DATA TO USE:
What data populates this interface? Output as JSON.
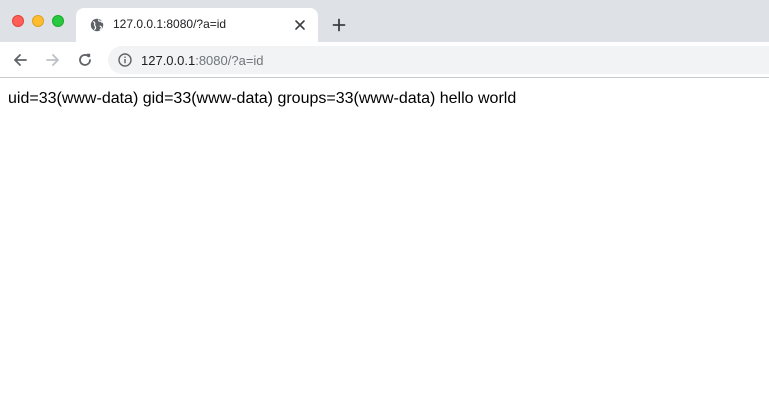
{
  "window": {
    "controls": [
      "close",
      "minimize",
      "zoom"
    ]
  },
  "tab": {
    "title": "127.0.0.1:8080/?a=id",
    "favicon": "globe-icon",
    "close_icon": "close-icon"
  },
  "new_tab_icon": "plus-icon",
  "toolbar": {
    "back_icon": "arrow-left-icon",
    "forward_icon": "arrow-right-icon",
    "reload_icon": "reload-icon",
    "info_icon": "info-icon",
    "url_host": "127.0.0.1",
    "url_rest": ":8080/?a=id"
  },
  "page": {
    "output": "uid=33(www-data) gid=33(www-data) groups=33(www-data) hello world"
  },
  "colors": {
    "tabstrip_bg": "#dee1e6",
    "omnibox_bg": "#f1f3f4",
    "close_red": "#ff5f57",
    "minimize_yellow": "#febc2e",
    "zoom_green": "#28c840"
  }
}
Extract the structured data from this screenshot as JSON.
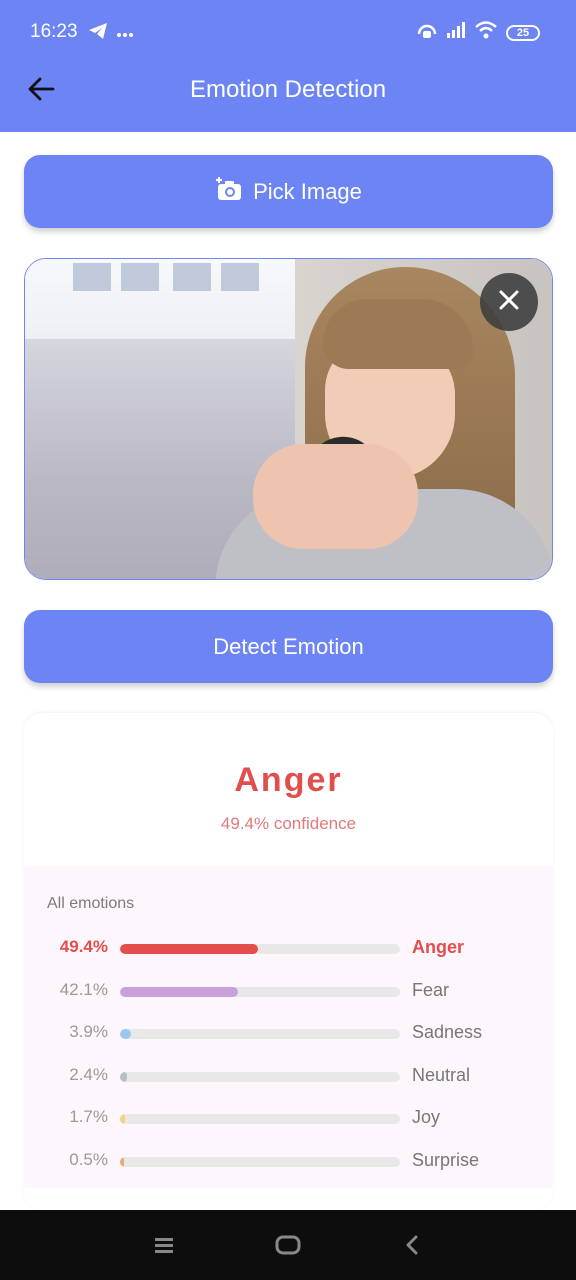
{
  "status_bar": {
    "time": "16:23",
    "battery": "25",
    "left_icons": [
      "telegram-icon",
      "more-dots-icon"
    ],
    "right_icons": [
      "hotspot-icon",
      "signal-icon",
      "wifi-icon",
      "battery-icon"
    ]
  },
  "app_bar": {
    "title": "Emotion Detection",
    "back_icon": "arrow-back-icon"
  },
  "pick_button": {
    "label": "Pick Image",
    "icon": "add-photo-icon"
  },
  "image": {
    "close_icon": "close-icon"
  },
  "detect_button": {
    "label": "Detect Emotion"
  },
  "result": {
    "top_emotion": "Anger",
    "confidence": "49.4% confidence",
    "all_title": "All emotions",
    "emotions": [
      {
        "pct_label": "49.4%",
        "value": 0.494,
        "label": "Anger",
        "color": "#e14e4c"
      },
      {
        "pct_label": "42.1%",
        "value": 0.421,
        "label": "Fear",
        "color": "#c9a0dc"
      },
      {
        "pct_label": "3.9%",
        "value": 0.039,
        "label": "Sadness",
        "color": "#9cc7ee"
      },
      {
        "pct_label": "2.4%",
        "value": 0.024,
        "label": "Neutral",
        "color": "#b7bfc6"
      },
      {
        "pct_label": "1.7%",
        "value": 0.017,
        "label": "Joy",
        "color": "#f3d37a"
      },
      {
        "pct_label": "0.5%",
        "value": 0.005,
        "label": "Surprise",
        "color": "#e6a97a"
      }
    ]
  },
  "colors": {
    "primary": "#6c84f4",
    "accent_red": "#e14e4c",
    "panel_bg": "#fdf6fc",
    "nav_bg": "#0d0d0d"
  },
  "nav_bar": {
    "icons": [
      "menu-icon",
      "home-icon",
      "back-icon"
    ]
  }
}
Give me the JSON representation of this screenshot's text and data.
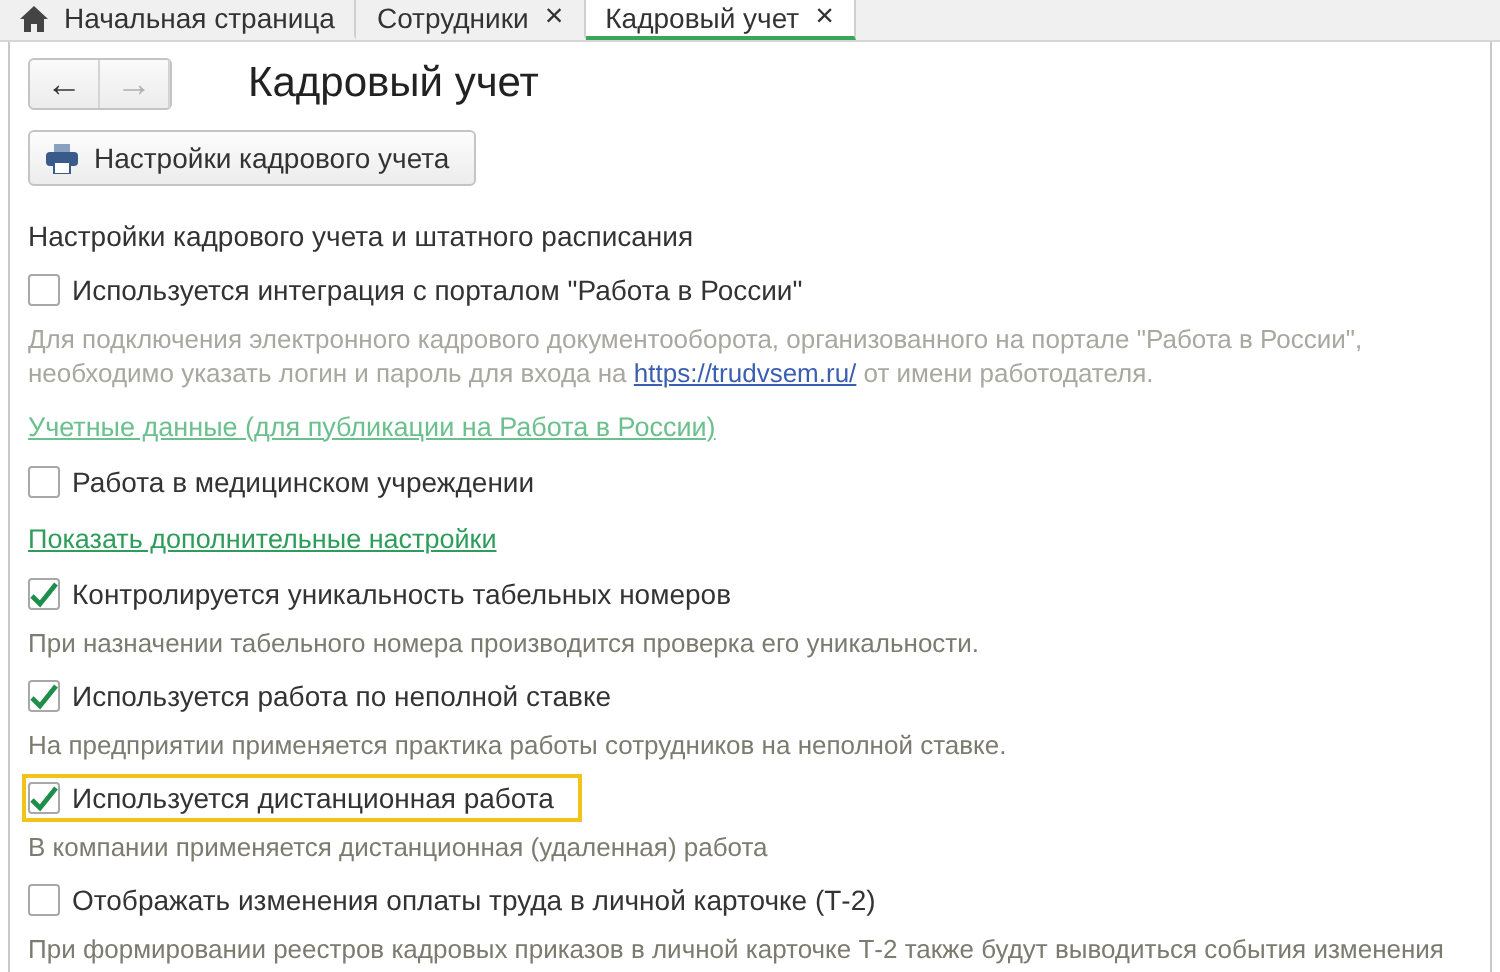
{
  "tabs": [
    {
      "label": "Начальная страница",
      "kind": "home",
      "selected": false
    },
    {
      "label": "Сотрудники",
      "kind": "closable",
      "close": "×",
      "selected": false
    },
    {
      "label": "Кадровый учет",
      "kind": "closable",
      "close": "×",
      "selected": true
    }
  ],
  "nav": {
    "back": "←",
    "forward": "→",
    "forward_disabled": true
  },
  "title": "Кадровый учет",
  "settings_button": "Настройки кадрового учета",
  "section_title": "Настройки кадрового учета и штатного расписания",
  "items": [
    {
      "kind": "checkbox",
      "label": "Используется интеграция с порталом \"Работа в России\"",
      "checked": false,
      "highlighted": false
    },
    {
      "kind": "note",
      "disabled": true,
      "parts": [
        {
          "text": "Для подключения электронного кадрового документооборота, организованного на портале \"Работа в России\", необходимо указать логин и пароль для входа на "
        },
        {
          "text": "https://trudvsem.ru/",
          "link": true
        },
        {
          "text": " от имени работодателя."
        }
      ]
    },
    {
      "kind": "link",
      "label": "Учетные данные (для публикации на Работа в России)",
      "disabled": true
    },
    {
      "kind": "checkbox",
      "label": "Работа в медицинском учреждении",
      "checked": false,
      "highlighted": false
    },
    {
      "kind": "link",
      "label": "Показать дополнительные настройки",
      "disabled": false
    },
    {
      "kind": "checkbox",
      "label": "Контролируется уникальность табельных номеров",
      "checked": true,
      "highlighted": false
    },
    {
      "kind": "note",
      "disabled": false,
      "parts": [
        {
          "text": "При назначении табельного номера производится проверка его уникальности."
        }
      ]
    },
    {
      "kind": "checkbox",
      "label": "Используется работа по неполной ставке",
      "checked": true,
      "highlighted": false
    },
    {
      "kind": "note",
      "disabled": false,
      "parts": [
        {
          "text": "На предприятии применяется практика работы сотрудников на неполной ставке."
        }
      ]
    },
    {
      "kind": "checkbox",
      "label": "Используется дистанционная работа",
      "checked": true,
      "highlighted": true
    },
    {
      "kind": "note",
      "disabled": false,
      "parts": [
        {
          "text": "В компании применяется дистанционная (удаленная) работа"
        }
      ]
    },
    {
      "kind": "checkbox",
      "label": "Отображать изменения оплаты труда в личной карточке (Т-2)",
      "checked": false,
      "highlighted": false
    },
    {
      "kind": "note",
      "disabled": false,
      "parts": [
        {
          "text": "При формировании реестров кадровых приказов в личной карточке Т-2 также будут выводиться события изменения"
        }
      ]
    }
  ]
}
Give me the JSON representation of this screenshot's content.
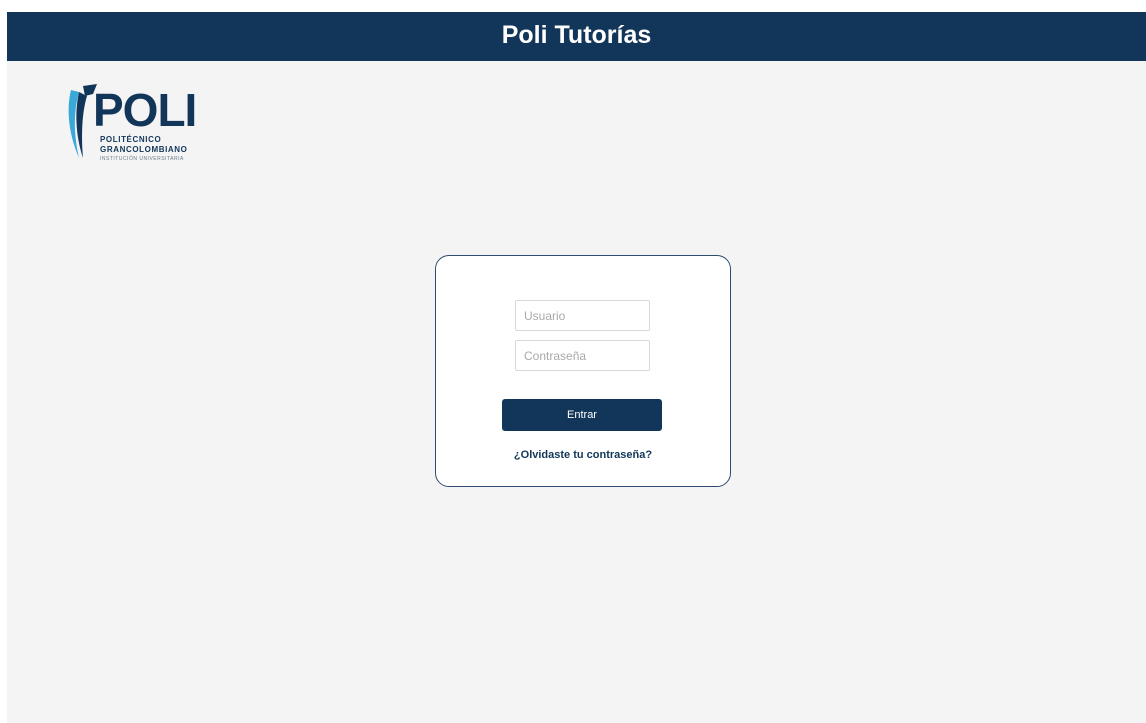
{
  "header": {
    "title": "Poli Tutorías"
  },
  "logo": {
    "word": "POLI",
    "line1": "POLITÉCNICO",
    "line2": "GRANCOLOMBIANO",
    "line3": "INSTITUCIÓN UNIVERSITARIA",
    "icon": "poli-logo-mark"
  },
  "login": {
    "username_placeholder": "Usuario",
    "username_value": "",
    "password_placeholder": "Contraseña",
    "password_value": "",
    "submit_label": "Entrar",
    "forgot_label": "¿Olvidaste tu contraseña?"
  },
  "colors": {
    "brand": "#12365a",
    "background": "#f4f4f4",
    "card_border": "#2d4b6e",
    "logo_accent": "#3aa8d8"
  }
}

PROBLEM: Gather each line of the records holding the string "неполной".

TASK ANSWER:
      "label": "Используется работа по неполной ставке",
          "text": "На предприятии применяется практика работы сотрудников на неполной ставке."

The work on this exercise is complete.